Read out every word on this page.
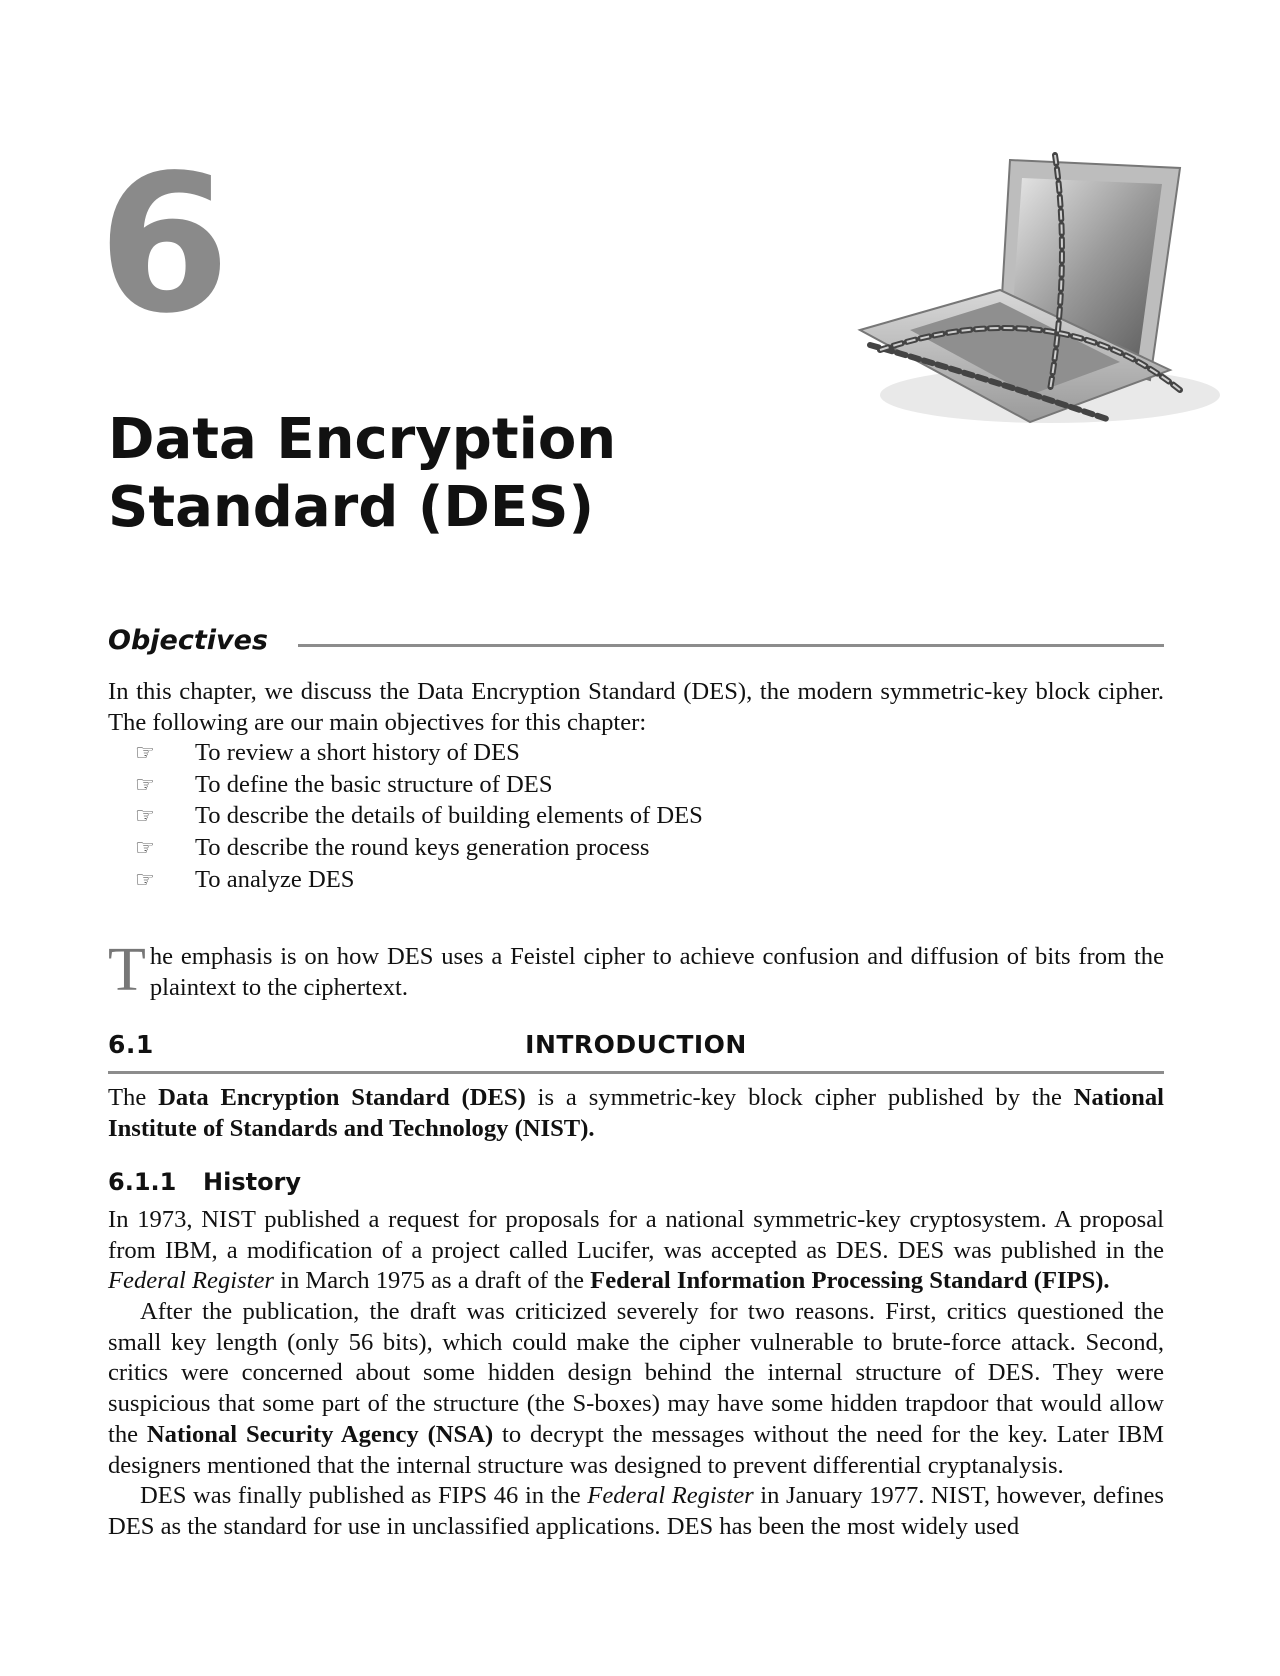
6
Data Encryption
Standard (DES)
Objectives

In this chapter, we discuss the Data Encryption Standard (DES), the modern symmetric-key block cipher. The following are our main objectives for this chapter:

☞	To review a short history of DES
☞	To define the basic structure of DES
☞	To describe the details of building elements of DES
☞	To describe the round keys generation process
☞	To analyze DES

The emphasis is on how DES uses a Feistel cipher to achieve confusion and diffusion of bits from the plaintext to the ciphertext.

INTRODUCTION
6.1

The Data Encryption Standard (DES) is a symmetric-key block cipher published by the National Institute of Standards and Technology (NIST).

6.1.1 History

In 1973, NIST published a request for proposals for a national symmetric-key cryptosystem. A proposal from IBM, a modification of a project called Lucifer, was accepted as DES. DES was published in the Federal Register in March 1975 as a draft of the Federal Information Processing Standard (FIPS).

After the publication, the draft was criticized severely for two reasons. First, critics questioned the small key length (only 56 bits), which could make the cipher vulnerable to brute-force attack. Second, critics were concerned about some hidden design behind the internal structure of DES. They were suspicious that some part of the structure (the S-boxes) may have some hidden trapdoor that would allow the National Security Agency (NSA) to decrypt the messages without the need for the key. Later IBM designers mentioned that the internal structure was designed to prevent differential cryptanalysis.

DES was finally published as FIPS 46 in the Federal Register in January 1977. NIST, however, defines DES as the standard for use in unclassified applications. DES has been the most widely used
◆ ◆ ◆ ◆ ◆ ◆ ◆
Among the records above, how many lines carry the string "Federal"? Reply with the number alone.

### WRITTEN SOLUTION
2